Figure content listings
^^^^^^^^
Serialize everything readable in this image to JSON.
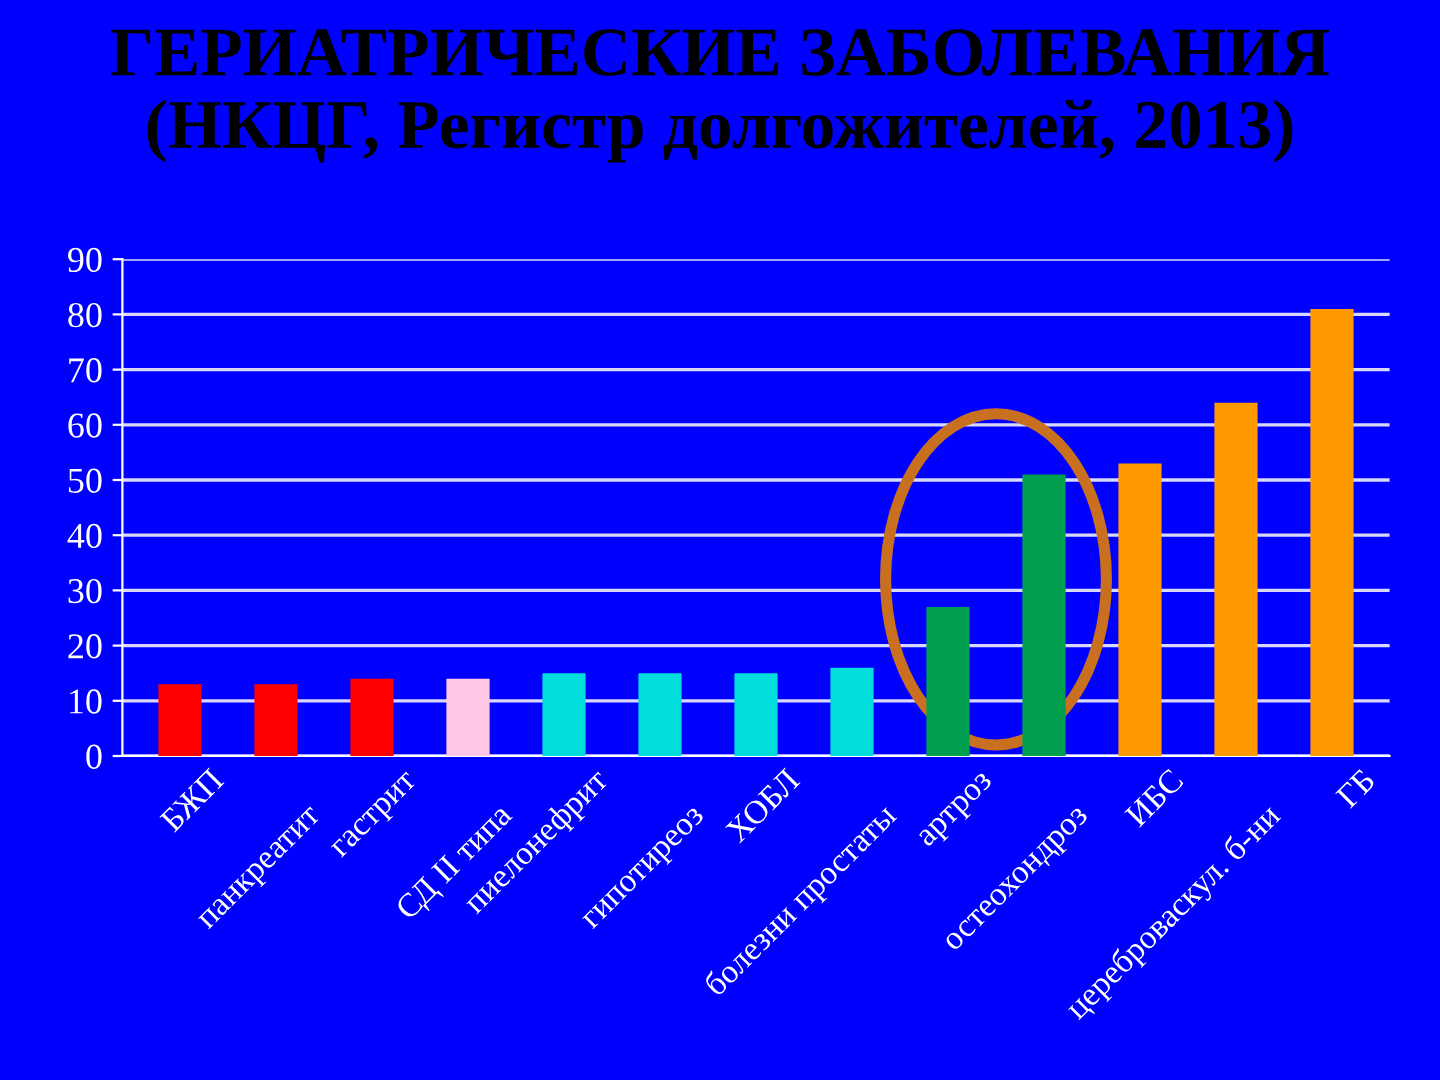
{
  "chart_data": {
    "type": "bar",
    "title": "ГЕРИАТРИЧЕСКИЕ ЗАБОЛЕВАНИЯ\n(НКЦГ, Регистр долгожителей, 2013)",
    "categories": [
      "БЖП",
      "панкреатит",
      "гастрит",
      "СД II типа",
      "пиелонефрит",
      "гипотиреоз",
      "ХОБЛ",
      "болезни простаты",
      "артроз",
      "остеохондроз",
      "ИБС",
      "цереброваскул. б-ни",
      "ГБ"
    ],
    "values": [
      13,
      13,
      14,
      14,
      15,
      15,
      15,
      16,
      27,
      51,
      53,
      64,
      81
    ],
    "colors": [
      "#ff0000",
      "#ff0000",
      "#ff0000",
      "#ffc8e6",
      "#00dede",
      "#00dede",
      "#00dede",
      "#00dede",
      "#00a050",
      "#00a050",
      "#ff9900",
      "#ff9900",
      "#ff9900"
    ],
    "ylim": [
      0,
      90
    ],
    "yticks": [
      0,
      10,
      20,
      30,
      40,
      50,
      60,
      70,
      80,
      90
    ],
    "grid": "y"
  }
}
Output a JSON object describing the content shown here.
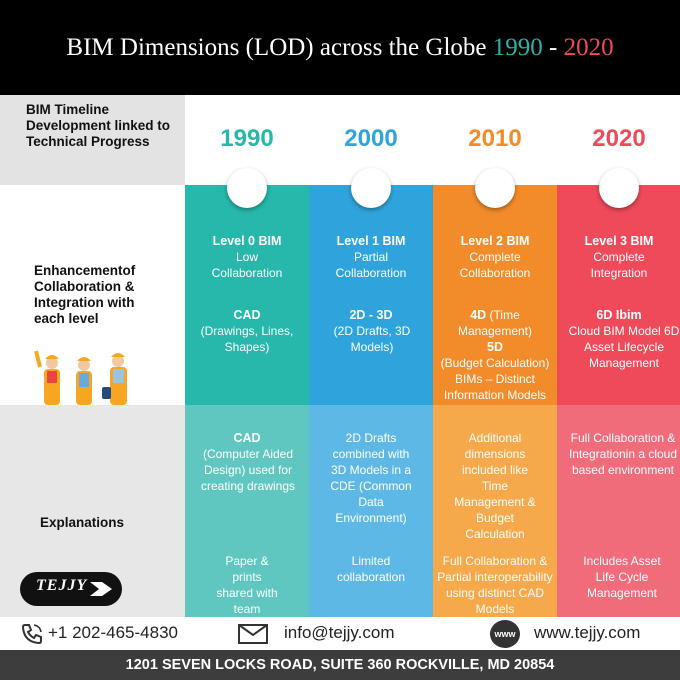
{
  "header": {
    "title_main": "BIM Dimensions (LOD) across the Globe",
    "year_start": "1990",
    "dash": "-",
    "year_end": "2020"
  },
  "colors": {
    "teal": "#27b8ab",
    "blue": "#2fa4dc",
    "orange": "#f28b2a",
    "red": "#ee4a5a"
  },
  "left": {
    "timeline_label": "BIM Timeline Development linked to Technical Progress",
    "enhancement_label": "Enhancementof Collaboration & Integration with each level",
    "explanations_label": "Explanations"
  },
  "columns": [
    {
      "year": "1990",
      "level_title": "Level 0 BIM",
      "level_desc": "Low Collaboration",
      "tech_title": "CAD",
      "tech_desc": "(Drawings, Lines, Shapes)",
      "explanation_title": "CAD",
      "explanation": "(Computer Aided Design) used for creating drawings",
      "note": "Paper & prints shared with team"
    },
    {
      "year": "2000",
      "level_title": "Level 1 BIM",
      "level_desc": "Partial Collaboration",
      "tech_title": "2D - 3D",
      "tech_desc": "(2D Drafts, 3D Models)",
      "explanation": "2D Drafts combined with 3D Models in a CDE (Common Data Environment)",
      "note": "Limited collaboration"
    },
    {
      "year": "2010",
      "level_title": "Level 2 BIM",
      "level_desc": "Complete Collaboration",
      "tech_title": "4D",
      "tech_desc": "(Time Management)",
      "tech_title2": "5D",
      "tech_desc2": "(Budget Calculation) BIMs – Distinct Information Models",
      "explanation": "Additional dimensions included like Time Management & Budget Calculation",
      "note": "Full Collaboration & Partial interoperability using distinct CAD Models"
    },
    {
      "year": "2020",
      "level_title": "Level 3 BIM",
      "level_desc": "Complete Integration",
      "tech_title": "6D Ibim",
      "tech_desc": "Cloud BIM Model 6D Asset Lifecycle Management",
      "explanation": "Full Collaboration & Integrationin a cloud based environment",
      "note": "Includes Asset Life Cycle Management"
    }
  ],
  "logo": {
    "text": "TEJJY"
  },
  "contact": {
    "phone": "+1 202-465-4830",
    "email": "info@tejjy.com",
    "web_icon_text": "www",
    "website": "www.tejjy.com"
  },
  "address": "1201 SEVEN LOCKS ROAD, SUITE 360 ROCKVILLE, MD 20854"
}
^^^^^^^^
Challenge:
Your answer should be a single number: the count of lines in the listing that contain the word "Management".

The solution:
4